> [TASK TO CARRY OUT]
Print all the entries verbatim.

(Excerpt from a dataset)
--------------------------------------------------

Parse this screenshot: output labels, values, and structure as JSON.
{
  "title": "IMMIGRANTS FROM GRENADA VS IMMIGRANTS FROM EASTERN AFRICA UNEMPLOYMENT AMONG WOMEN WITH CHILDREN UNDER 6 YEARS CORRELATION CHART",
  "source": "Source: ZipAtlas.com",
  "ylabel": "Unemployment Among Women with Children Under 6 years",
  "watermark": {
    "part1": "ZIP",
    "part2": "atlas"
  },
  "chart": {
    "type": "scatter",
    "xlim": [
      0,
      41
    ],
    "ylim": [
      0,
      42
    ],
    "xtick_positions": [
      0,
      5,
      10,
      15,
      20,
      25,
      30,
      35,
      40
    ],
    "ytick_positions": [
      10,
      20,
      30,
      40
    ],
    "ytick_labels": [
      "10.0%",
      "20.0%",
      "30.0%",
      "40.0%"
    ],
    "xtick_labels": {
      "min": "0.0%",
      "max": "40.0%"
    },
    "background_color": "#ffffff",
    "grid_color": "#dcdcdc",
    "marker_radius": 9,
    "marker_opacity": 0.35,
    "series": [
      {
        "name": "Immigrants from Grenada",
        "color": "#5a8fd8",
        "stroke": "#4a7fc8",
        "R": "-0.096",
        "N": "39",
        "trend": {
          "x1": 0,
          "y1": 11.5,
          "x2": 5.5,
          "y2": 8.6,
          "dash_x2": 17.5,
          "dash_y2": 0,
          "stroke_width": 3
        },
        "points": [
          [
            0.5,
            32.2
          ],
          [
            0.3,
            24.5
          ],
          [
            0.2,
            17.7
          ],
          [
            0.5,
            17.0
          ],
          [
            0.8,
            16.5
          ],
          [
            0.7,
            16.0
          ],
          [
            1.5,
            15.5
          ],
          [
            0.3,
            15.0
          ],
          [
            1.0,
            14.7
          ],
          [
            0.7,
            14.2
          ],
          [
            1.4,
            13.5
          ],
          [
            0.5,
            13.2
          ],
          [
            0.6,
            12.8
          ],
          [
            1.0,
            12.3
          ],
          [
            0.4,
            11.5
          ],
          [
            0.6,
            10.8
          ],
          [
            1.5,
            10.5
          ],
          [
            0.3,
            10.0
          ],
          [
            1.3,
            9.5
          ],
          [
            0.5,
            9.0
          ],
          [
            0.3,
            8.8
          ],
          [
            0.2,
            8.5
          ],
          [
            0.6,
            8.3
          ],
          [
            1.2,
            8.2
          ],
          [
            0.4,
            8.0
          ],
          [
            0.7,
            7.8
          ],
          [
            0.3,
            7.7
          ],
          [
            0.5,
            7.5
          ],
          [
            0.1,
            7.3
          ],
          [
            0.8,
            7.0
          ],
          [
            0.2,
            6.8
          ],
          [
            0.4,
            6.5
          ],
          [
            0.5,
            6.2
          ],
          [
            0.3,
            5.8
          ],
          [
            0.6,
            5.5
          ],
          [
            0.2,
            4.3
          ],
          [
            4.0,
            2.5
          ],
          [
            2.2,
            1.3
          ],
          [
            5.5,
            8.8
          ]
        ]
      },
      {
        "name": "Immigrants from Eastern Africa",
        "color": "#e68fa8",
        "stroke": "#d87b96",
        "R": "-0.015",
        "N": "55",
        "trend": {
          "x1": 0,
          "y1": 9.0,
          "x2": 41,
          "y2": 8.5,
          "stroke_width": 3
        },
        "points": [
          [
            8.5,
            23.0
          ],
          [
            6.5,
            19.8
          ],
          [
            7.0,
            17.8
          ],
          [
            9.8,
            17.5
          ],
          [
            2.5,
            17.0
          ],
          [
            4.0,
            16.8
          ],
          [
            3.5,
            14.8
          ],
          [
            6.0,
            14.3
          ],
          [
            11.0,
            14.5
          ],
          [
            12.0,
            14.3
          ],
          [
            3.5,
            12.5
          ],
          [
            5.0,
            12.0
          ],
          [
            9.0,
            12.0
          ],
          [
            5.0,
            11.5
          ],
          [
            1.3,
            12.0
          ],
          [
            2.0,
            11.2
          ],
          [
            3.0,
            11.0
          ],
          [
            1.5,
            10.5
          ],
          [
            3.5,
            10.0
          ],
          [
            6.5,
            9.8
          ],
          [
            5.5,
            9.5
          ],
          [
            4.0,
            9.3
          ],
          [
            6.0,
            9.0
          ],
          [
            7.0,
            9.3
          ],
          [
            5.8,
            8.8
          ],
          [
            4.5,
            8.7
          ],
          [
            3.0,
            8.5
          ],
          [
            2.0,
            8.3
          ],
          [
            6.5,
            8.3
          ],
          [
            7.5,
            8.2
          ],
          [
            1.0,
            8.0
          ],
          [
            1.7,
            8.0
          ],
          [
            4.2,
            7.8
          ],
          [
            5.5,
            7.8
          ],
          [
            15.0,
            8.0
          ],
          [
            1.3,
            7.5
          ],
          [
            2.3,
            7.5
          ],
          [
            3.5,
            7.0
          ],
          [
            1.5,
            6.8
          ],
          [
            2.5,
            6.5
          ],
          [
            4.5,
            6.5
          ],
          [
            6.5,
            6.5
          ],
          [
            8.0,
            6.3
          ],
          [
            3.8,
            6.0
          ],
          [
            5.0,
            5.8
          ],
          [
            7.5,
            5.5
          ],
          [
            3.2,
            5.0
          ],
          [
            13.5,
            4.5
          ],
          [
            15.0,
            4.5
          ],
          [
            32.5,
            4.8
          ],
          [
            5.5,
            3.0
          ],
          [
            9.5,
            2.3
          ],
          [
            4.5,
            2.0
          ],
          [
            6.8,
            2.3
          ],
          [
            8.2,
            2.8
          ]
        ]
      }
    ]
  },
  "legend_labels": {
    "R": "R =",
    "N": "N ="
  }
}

--------------------------------------------------

> [CORRECT RESULT]
Parse this screenshot: output labels, values, and structure as JSON.
{
  "title": "IMMIGRANTS FROM GRENADA VS IMMIGRANTS FROM EASTERN AFRICA UNEMPLOYMENT AMONG WOMEN WITH CHILDREN UNDER 6 YEARS CORRELATION CHART",
  "source": "Source: ZipAtlas.com",
  "ylabel": "Unemployment Among Women with Children Under 6 years",
  "watermark": {
    "part1": "ZIP",
    "part2": "atlas"
  },
  "chart": {
    "type": "scatter",
    "xlim": [
      0,
      41
    ],
    "ylim": [
      0,
      42
    ],
    "xtick_positions": [
      0,
      5,
      10,
      15,
      20,
      25,
      30,
      35,
      40
    ],
    "ytick_positions": [
      10,
      20,
      30,
      40
    ],
    "ytick_labels": [
      "10.0%",
      "20.0%",
      "30.0%",
      "40.0%"
    ],
    "xtick_labels": {
      "min": "0.0%",
      "max": "40.0%"
    },
    "background_color": "#ffffff",
    "grid_color": "#dcdcdc",
    "marker_radius": 9,
    "marker_opacity": 0.35,
    "series": [
      {
        "name": "Immigrants from Grenada",
        "color": "#5a8fd8",
        "stroke": "#4a7fc8",
        "R": "-0.096",
        "N": "39",
        "trend": {
          "x1": 0,
          "y1": 11.5,
          "x2": 5.5,
          "y2": 8.6,
          "dash_x2": 17.5,
          "dash_y2": 0,
          "stroke_width": 3
        },
        "points": [
          [
            0.5,
            32.2
          ],
          [
            0.3,
            24.5
          ],
          [
            0.2,
            17.7
          ],
          [
            0.5,
            17.0
          ],
          [
            0.8,
            16.5
          ],
          [
            0.7,
            16.0
          ],
          [
            1.5,
            15.5
          ],
          [
            0.3,
            15.0
          ],
          [
            1.0,
            14.7
          ],
          [
            0.7,
            14.2
          ],
          [
            1.4,
            13.5
          ],
          [
            0.5,
            13.2
          ],
          [
            0.6,
            12.8
          ],
          [
            1.0,
            12.3
          ],
          [
            0.4,
            11.5
          ],
          [
            0.6,
            10.8
          ],
          [
            1.5,
            10.5
          ],
          [
            0.3,
            10.0
          ],
          [
            1.3,
            9.5
          ],
          [
            0.5,
            9.0
          ],
          [
            0.3,
            8.8
          ],
          [
            0.2,
            8.5
          ],
          [
            0.6,
            8.3
          ],
          [
            1.2,
            8.2
          ],
          [
            0.4,
            8.0
          ],
          [
            0.7,
            7.8
          ],
          [
            0.3,
            7.7
          ],
          [
            0.5,
            7.5
          ],
          [
            0.1,
            7.3
          ],
          [
            0.8,
            7.0
          ],
          [
            0.2,
            6.8
          ],
          [
            0.4,
            6.5
          ],
          [
            0.5,
            6.2
          ],
          [
            0.3,
            5.8
          ],
          [
            0.6,
            5.5
          ],
          [
            0.2,
            4.3
          ],
          [
            4.0,
            2.5
          ],
          [
            2.2,
            1.3
          ],
          [
            5.5,
            8.8
          ]
        ]
      },
      {
        "name": "Immigrants from Eastern Africa",
        "color": "#e68fa8",
        "stroke": "#d87b96",
        "R": "-0.015",
        "N": "55",
        "trend": {
          "x1": 0,
          "y1": 9.0,
          "x2": 41,
          "y2": 8.5,
          "stroke_width": 3
        },
        "points": [
          [
            8.5,
            23.0
          ],
          [
            6.5,
            19.8
          ],
          [
            7.0,
            17.8
          ],
          [
            9.8,
            17.5
          ],
          [
            2.5,
            17.0
          ],
          [
            4.0,
            16.8
          ],
          [
            3.5,
            14.8
          ],
          [
            6.0,
            14.3
          ],
          [
            11.0,
            14.5
          ],
          [
            12.0,
            14.3
          ],
          [
            3.5,
            12.5
          ],
          [
            5.0,
            12.0
          ],
          [
            9.0,
            12.0
          ],
          [
            5.0,
            11.5
          ],
          [
            1.3,
            12.0
          ],
          [
            2.0,
            11.2
          ],
          [
            3.0,
            11.0
          ],
          [
            1.5,
            10.5
          ],
          [
            3.5,
            10.0
          ],
          [
            6.5,
            9.8
          ],
          [
            5.5,
            9.5
          ],
          [
            4.0,
            9.3
          ],
          [
            6.0,
            9.0
          ],
          [
            7.0,
            9.3
          ],
          [
            5.8,
            8.8
          ],
          [
            4.5,
            8.7
          ],
          [
            3.0,
            8.5
          ],
          [
            2.0,
            8.3
          ],
          [
            6.5,
            8.3
          ],
          [
            7.5,
            8.2
          ],
          [
            1.0,
            8.0
          ],
          [
            1.7,
            8.0
          ],
          [
            4.2,
            7.8
          ],
          [
            5.5,
            7.8
          ],
          [
            15.0,
            8.0
          ],
          [
            1.3,
            7.5
          ],
          [
            2.3,
            7.5
          ],
          [
            3.5,
            7.0
          ],
          [
            1.5,
            6.8
          ],
          [
            2.5,
            6.5
          ],
          [
            4.5,
            6.5
          ],
          [
            6.5,
            6.5
          ],
          [
            8.0,
            6.3
          ],
          [
            3.8,
            6.0
          ],
          [
            5.0,
            5.8
          ],
          [
            7.5,
            5.5
          ],
          [
            3.2,
            5.0
          ],
          [
            13.5,
            4.5
          ],
          [
            15.0,
            4.5
          ],
          [
            32.5,
            4.8
          ],
          [
            5.5,
            3.0
          ],
          [
            9.5,
            2.3
          ],
          [
            4.5,
            2.0
          ],
          [
            6.8,
            2.3
          ],
          [
            8.2,
            2.8
          ]
        ]
      }
    ]
  },
  "legend_labels": {
    "R": "R =",
    "N": "N ="
  }
}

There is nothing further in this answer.